▶ _EXERCISE INPUT_:

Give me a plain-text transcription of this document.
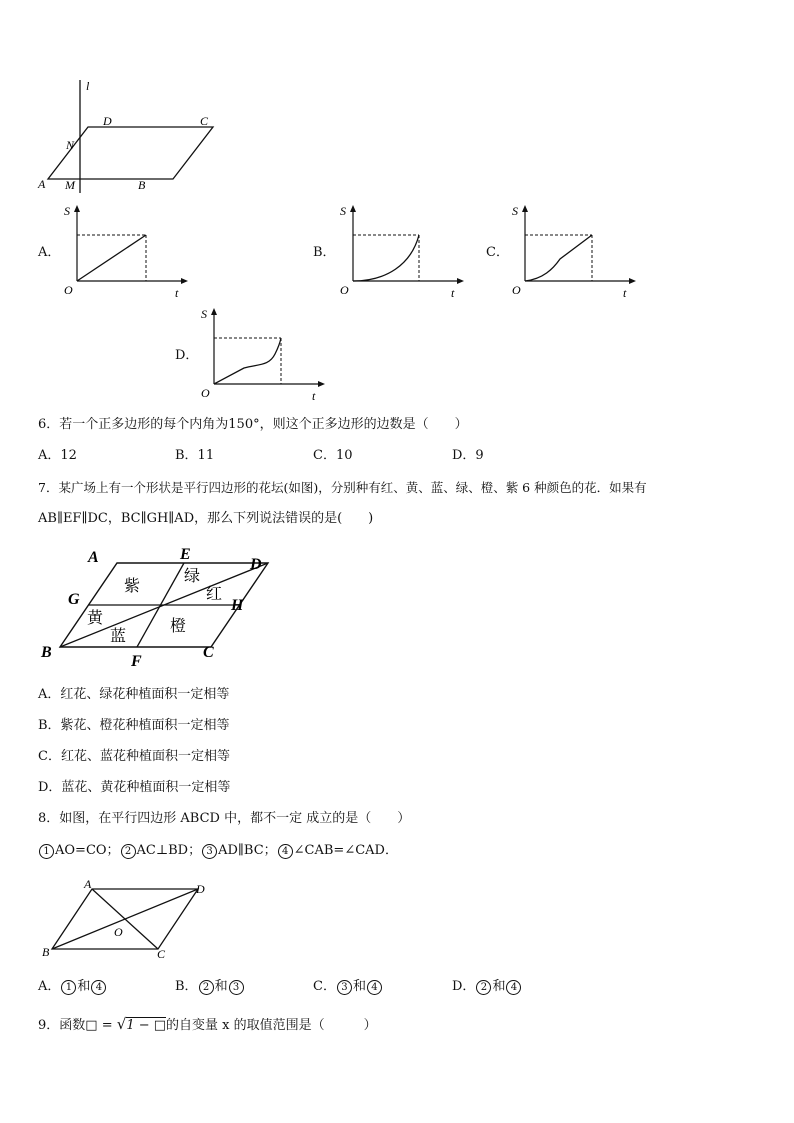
l
D	C
N
A M	B
A．
S
O	t
B．
S
O	t
C．
S
O	t
D．
S
O	t
6．若一个正多边形的每个内角为150°，则这个正多边形的边数是（　　）
A．12	B．11	C．10	D．9
7．某广场上有一个形状是平行四边形的花坛(如图)，分别种有红、黄、蓝、绿、橙、紫 6 种颜色的花．如果有
AB∥EF∥DC，BC∥GH∥AD，那么下列说法错误的是(　　)
A	E
D
G	H
B
F
C
紫
绿
红
黄
蓝
橙
A．红花、绿花种植面积一定相等
B．紫花、橙花种植面积一定相等
C．红花、蓝花种植面积一定相等
D．蓝花、黄花种植面积一定相等
8．如图，在平行四边形 ABCD 中，都不一定 成立的是（　　）
1 AO=CO； 2 AC⊥BD； 3 AD∥BC； 4 ∠CAB=∠CAD．
A	D
O
B	C
A． 1 和 4	B． 2 和 3	C． 3 和 4	D． 2 和 4
9．函数□ = √1 − □的自变量 x 的取值范围是（　　　）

▶ _WHAT YOU NEED TO DO_:
Reproduce the material above verbatim; omit every picture.

▶ _WRITTEN SOLUTION_:
Give me a plain-text transcription of this document.
l
D	C
N
A M	B
A．
S
O	t
B．
S
O	t
C．
S
O	t
D．
S
O	t
6．若一个正多边形的每个内角为150°，则这个正多边形的边数是（　　）
A．12	B．11	C．10	D．9
7．某广场上有一个形状是平行四边形的花坛(如图)，分别种有红、黄、蓝、绿、橙、紫 6 种颜色的花．如果有
AB∥EF∥DC，BC∥GH∥AD，那么下列说法错误的是(　　)
A	E
D
G	H
B
F
C
紫
绿
红
黄
蓝
橙
A．红花、绿花种植面积一定相等
B．紫花、橙花种植面积一定相等
C．红花、蓝花种植面积一定相等
D．蓝花、黄花种植面积一定相等
8．如图，在平行四边形 ABCD 中，都不一定 成立的是（　　）
1 AO=CO； 2 AC⊥BD； 3 AD∥BC； 4 ∠CAB=∠CAD．
A	D
O
B	C
A． 1 和 4	B． 2 和 3	C． 3 和 4	D． 2 和 4
9．函数□ = √1 − □的自变量 x 的取值范围是（　　　）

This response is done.